■ **Task**
Would you return the lines word for word, starting with the very first line and going on through the line containing "colorbar-swatch (982, 405, 1021, 417)", with that line included?

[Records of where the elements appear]
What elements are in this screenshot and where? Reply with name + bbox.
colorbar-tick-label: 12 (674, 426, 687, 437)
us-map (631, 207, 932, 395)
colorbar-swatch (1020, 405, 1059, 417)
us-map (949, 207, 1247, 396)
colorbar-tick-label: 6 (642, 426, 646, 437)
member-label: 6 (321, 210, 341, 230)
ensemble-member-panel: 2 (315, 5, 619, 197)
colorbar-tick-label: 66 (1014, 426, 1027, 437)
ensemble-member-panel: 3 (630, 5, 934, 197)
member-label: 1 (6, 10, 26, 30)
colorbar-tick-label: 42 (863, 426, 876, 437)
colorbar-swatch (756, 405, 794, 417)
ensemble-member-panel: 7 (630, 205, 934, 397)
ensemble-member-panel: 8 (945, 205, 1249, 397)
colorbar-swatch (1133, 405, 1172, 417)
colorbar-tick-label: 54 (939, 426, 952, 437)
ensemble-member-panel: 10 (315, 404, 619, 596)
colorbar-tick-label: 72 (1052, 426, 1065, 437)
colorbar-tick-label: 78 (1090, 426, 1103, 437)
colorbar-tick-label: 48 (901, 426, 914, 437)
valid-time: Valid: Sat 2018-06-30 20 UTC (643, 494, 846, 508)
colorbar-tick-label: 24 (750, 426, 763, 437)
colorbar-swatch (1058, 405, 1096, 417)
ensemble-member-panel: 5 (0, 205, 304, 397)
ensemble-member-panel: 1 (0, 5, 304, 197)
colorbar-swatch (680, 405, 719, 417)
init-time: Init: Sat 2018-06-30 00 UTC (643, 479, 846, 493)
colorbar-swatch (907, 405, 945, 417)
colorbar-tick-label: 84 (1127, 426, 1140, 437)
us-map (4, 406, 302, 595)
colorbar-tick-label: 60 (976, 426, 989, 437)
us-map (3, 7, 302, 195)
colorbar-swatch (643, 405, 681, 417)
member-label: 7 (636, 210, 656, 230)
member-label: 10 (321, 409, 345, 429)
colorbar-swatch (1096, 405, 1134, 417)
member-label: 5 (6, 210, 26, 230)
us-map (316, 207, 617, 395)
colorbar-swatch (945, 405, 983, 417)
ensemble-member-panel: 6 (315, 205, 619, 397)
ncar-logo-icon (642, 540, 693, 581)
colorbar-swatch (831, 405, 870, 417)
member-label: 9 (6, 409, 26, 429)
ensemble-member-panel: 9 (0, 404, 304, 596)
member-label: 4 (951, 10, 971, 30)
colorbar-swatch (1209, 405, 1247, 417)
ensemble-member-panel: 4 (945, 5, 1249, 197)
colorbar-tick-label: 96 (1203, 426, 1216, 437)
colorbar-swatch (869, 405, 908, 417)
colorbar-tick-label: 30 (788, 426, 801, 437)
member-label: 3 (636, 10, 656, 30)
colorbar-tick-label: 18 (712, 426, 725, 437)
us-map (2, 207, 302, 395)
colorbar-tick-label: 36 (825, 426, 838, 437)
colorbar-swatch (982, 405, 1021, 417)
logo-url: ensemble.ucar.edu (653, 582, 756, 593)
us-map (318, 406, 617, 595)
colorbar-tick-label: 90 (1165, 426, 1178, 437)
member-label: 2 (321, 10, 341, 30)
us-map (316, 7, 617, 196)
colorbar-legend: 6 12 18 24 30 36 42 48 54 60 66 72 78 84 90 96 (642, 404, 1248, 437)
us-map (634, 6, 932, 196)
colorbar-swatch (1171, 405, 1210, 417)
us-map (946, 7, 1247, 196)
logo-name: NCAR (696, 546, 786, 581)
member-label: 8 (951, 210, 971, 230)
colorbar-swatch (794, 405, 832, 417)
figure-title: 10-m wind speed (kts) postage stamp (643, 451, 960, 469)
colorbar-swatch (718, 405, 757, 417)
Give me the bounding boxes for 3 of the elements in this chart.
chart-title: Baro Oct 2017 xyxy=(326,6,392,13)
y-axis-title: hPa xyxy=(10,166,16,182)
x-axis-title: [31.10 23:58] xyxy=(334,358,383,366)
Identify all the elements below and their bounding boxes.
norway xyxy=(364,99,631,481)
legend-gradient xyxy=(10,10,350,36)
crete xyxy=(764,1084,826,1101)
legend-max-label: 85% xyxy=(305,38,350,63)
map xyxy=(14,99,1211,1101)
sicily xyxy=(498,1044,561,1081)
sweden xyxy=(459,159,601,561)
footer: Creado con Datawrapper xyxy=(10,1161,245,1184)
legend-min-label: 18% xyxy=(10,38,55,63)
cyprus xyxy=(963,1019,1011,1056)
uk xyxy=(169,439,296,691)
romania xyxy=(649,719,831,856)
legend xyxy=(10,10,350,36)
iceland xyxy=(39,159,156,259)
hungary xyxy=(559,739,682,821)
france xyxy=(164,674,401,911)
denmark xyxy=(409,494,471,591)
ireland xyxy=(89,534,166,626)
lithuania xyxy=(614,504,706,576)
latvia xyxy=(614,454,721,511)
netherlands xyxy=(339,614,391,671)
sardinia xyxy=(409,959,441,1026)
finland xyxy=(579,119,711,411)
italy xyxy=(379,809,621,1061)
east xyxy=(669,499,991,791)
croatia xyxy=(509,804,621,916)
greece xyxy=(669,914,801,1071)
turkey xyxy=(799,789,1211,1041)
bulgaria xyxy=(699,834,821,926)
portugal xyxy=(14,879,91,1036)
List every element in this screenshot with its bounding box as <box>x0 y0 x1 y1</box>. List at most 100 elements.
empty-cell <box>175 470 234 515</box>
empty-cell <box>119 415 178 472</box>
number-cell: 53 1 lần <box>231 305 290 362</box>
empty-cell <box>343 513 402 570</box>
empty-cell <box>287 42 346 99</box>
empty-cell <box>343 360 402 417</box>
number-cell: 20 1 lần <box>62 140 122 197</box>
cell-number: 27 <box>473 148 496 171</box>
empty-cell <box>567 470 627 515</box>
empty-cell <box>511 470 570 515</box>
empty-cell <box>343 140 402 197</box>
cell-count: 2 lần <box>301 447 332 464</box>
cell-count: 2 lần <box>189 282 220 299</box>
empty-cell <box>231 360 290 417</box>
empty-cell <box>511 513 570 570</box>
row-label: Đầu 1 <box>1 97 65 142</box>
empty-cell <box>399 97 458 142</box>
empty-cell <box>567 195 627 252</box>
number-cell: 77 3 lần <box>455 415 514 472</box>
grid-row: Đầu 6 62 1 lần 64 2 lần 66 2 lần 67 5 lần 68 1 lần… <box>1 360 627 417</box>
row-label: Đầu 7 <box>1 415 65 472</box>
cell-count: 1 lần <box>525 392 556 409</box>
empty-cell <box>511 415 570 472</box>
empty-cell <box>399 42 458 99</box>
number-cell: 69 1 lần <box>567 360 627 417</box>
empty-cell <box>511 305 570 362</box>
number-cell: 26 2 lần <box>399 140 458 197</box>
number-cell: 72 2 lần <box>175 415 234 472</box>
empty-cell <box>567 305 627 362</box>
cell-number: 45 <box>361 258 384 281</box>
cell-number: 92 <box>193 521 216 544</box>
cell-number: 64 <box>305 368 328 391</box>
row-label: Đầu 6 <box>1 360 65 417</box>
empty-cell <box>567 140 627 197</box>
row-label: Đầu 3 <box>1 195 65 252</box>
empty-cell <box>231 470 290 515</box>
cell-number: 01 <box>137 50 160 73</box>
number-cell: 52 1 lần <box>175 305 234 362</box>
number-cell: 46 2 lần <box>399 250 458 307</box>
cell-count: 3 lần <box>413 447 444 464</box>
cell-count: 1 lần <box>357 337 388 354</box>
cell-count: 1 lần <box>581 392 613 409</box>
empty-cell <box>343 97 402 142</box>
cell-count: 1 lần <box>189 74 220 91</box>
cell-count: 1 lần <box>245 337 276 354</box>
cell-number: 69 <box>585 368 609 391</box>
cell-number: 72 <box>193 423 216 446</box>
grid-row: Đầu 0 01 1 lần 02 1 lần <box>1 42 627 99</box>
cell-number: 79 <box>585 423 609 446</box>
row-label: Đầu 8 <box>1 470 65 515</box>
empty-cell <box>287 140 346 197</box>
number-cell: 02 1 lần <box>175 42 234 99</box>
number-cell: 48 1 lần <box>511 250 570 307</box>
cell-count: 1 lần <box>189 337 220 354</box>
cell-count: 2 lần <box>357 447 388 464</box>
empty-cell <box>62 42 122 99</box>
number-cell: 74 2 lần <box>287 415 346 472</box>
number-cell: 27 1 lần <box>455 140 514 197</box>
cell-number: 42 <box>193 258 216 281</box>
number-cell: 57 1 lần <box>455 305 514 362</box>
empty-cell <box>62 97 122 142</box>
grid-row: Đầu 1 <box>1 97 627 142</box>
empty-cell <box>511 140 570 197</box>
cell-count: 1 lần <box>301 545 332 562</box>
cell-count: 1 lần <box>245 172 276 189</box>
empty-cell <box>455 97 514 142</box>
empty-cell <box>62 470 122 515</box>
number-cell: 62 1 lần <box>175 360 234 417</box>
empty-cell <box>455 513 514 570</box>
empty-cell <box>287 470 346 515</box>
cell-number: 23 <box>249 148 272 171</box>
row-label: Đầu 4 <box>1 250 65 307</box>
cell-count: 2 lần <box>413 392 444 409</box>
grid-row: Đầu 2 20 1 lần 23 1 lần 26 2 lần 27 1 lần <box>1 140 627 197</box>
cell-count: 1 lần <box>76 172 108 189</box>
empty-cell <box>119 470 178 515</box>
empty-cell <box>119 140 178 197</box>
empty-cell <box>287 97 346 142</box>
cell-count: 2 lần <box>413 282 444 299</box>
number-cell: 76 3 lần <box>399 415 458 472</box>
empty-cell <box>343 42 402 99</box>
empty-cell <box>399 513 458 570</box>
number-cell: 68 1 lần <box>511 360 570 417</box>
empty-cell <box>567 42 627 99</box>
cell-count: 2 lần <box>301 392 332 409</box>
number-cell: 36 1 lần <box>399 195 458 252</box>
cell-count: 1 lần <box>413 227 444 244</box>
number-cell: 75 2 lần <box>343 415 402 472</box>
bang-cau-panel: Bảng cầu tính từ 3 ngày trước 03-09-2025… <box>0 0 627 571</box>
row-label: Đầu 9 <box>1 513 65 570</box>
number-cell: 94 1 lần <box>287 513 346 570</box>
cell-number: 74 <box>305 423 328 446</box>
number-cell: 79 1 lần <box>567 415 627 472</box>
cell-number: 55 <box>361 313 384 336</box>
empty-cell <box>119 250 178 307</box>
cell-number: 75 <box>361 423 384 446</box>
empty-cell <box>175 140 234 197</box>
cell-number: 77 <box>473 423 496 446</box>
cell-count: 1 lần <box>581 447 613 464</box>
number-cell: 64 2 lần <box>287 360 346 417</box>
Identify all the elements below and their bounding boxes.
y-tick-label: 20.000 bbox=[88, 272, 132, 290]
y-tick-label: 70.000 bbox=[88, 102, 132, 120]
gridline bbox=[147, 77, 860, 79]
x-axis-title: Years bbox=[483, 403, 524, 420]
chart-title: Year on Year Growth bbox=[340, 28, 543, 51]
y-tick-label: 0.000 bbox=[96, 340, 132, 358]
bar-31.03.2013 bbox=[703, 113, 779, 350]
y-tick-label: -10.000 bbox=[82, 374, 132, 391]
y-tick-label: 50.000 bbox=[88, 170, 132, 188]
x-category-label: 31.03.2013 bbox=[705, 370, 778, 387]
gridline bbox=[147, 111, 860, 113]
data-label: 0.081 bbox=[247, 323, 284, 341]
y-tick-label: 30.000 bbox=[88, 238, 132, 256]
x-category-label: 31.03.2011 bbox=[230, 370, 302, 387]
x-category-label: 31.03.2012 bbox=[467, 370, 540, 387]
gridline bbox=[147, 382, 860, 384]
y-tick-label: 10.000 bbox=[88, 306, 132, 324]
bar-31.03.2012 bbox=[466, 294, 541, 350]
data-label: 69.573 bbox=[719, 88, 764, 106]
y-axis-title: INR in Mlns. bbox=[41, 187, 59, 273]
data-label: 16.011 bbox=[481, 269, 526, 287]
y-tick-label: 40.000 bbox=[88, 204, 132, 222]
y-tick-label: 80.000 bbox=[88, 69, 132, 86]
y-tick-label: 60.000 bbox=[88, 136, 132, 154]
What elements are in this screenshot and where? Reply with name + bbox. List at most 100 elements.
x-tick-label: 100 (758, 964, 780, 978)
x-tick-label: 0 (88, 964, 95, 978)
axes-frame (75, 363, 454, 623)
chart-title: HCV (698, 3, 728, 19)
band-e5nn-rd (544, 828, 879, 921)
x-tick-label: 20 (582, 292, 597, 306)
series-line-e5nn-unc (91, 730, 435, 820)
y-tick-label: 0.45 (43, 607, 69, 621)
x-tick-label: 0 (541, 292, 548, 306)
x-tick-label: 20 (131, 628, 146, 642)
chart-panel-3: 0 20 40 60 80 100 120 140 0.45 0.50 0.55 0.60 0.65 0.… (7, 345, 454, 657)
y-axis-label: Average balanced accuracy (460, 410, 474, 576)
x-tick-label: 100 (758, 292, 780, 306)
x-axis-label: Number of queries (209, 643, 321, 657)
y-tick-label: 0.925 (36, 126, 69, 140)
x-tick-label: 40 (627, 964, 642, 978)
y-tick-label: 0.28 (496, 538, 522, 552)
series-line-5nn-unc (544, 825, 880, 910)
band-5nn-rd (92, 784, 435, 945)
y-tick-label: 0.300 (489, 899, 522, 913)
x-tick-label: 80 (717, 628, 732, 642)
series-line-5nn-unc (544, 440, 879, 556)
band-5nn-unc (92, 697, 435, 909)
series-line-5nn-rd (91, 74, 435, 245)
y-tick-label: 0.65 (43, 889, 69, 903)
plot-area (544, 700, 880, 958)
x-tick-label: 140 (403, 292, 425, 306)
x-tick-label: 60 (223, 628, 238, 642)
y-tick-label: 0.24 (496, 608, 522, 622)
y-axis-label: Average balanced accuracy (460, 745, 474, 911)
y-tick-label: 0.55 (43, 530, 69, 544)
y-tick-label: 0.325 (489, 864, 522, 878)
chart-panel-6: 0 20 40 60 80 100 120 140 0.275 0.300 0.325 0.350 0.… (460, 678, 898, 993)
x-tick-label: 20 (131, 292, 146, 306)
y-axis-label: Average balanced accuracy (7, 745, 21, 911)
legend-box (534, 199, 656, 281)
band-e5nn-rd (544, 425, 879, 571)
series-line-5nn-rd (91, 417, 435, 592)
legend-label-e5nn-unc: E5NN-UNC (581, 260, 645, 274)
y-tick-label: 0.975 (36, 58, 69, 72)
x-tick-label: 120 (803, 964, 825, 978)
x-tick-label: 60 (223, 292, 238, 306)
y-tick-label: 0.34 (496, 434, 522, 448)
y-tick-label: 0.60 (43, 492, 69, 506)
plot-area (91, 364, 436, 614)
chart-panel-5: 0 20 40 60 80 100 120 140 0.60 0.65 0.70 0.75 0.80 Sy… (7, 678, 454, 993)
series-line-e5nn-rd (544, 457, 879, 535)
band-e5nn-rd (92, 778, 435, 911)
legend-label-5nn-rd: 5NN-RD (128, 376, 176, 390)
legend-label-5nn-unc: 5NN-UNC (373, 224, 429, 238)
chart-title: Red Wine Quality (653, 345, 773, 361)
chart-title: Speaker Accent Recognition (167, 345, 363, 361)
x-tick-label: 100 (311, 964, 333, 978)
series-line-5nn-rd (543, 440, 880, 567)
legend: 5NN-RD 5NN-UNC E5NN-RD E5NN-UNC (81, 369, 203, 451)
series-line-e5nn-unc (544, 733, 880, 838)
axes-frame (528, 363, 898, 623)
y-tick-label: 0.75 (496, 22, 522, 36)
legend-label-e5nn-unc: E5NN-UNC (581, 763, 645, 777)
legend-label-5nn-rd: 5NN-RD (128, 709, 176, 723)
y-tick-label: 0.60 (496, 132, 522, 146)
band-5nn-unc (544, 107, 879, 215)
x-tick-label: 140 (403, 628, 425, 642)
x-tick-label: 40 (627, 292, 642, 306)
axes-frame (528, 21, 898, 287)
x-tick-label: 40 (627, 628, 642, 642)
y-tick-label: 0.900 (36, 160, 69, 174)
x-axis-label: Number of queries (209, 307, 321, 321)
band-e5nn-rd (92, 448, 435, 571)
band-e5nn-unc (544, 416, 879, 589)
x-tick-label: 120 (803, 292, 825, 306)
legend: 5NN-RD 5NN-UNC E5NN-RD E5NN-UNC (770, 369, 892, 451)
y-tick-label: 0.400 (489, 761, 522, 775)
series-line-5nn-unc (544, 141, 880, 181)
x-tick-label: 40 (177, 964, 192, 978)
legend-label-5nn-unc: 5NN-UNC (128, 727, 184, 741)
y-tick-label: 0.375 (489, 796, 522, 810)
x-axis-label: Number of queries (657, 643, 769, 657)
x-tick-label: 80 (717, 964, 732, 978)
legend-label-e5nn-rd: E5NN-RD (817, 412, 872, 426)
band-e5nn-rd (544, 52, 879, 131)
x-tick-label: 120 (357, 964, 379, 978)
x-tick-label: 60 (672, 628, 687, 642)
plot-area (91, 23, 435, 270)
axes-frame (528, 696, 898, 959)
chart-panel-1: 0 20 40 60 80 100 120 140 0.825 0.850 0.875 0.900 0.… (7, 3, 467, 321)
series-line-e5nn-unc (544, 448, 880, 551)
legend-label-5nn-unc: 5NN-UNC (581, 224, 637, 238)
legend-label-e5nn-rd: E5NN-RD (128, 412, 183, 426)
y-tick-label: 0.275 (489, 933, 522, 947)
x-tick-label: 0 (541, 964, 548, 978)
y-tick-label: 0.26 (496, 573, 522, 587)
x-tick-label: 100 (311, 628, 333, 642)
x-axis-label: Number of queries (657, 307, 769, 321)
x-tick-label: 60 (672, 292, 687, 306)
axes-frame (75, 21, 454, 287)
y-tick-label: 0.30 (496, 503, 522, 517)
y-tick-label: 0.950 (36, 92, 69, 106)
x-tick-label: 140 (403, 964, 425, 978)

■ **Result below**
What elements are in this screenshot and where? Reply with name + bbox.
colorbar-tick-label: 12 (674, 426, 687, 437)
us-map (631, 207, 932, 395)
colorbar-swatch (1020, 405, 1059, 417)
us-map (949, 207, 1247, 396)
colorbar-tick-label: 6 (642, 426, 646, 437)
member-label: 6 (321, 210, 341, 230)
ensemble-member-panel: 2 (315, 5, 619, 197)
colorbar-tick-label: 66 (1014, 426, 1027, 437)
ensemble-member-panel: 3 (630, 5, 934, 197)
member-label: 1 (6, 10, 26, 30)
colorbar-tick-label: 42 (863, 426, 876, 437)
colorbar-swatch (756, 405, 794, 417)
ensemble-member-panel: 7 (630, 205, 934, 397)
ensemble-member-panel: 8 (945, 205, 1249, 397)
colorbar-swatch (1133, 405, 1172, 417)
colorbar-tick-label: 54 (939, 426, 952, 437)
ensemble-member-panel: 10 (315, 404, 619, 596)
colorbar-tick-label: 72 (1052, 426, 1065, 437)
colorbar-tick-label: 78 (1090, 426, 1103, 437)
colorbar-tick-label: 48 (901, 426, 914, 437)
valid-time: Valid: Sat 2018-06-30 20 UTC (643, 494, 846, 508)
colorbar-tick-label: 24 (750, 426, 763, 437)
colorbar-swatch (1058, 405, 1096, 417)
ensemble-member-panel: 5 (0, 205, 304, 397)
ensemble-member-panel: 1 (0, 5, 304, 197)
colorbar-swatch (680, 405, 719, 417)
init-time: Init: Sat 2018-06-30 00 UTC (643, 479, 846, 493)
colorbar-swatch (907, 405, 945, 417)
colorbar-tick-label: 84 (1127, 426, 1140, 437)
us-map (4, 406, 302, 595)
colorbar-tick-label: 60 (976, 426, 989, 437)
us-map (3, 7, 302, 195)
colorbar-swatch (643, 405, 681, 417)
member-label: 7 (636, 210, 656, 230)
member-label: 10 (321, 409, 345, 429)
colorbar-swatch (1096, 405, 1134, 417)
member-label: 5 (6, 210, 26, 230)
us-map (316, 207, 617, 395)
colorbar-swatch (945, 405, 983, 417)
ensemble-member-panel: 6 (315, 205, 619, 397)
ncar-logo-icon (642, 540, 693, 581)
colorbar-swatch (831, 405, 870, 417)
member-label: 9 (6, 409, 26, 429)
ensemble-member-panel: 9 (0, 404, 304, 596)
member-label: 4 (951, 10, 971, 30)
colorbar-swatch (1209, 405, 1247, 417)
ensemble-member-panel: 4 (945, 5, 1249, 197)
colorbar-tick-label: 96 (1203, 426, 1216, 437)
colorbar-swatch (869, 405, 908, 417)
colorbar-tick-label: 30 (788, 426, 801, 437)
member-label: 3 (636, 10, 656, 30)
colorbar-tick-label: 18 (712, 426, 725, 437)
us-map (2, 207, 302, 395)
colorbar-tick-label: 36 (825, 426, 838, 437)
colorbar-swatch (982, 405, 1021, 417)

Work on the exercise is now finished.